**What you have to do:** Each line in the entries below that holds the string "board" is to be listed.

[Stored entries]
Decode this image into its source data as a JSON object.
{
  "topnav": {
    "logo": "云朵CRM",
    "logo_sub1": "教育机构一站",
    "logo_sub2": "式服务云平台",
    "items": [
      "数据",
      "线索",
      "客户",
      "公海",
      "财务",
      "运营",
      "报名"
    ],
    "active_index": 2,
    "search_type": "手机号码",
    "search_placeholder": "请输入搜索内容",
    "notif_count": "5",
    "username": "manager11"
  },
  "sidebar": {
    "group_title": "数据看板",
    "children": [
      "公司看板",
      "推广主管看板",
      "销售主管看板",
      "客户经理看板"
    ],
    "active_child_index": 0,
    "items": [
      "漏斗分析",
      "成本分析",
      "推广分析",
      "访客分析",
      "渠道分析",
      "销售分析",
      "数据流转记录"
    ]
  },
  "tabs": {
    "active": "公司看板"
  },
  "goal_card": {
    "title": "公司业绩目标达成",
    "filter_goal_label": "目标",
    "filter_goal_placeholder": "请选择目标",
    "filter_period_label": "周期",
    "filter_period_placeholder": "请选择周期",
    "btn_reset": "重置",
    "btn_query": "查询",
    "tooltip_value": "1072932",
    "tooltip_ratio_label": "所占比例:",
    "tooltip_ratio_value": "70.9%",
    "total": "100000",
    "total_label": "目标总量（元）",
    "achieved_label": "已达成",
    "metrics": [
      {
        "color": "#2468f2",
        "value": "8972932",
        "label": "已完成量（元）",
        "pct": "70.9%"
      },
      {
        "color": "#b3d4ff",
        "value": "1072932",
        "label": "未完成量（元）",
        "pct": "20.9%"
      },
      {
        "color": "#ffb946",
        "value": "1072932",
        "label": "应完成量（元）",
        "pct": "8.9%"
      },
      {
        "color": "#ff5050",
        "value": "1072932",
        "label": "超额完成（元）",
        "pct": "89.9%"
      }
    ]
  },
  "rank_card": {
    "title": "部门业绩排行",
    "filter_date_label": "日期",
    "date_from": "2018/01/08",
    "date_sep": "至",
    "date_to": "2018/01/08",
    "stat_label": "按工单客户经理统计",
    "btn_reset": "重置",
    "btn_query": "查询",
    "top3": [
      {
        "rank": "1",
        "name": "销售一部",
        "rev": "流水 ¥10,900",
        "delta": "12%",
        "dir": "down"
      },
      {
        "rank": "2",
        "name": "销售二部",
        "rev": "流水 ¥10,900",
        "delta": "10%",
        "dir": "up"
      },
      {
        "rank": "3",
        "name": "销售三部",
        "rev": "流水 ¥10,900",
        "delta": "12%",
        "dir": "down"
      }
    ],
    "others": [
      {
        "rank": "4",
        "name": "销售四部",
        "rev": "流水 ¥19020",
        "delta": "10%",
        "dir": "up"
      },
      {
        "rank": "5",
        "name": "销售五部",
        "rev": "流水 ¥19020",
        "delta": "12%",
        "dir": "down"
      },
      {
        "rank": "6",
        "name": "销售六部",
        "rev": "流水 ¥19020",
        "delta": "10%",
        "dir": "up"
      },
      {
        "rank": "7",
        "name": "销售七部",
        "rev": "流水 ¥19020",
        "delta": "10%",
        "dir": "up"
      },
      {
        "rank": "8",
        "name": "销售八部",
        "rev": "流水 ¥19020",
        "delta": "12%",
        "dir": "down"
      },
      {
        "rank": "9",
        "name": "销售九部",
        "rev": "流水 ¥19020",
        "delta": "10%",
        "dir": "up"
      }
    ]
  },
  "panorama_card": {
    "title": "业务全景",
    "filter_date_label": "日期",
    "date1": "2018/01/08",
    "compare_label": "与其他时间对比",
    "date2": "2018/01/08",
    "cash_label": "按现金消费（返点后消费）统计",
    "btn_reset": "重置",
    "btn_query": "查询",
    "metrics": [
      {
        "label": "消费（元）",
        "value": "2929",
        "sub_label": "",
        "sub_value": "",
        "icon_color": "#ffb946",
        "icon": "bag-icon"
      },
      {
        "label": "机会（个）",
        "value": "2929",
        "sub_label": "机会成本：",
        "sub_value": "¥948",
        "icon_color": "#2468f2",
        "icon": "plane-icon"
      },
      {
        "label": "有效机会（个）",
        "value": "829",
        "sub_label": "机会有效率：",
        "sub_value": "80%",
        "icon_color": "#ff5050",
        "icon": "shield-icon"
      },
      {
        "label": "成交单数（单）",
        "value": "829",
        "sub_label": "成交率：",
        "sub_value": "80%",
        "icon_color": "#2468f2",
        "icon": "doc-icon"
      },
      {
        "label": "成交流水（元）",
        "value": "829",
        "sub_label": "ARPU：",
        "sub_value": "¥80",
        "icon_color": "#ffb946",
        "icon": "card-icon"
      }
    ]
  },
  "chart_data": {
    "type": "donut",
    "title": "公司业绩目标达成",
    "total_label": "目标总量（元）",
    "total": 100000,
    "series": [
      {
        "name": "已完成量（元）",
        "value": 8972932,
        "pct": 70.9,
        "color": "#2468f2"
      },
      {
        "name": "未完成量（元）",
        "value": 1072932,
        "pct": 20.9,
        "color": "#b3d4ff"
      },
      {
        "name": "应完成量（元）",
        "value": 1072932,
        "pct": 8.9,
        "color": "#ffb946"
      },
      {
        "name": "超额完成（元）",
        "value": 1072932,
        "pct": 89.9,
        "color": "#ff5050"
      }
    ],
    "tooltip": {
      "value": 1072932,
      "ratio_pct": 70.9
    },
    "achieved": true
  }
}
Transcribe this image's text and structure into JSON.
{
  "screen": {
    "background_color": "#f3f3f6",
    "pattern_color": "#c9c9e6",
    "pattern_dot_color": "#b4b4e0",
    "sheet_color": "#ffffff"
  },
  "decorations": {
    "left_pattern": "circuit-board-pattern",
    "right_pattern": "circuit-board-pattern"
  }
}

**Task output:**
    "left_pattern": "circuit-board-pattern",
    "right_pattern": "circuit-board-pattern"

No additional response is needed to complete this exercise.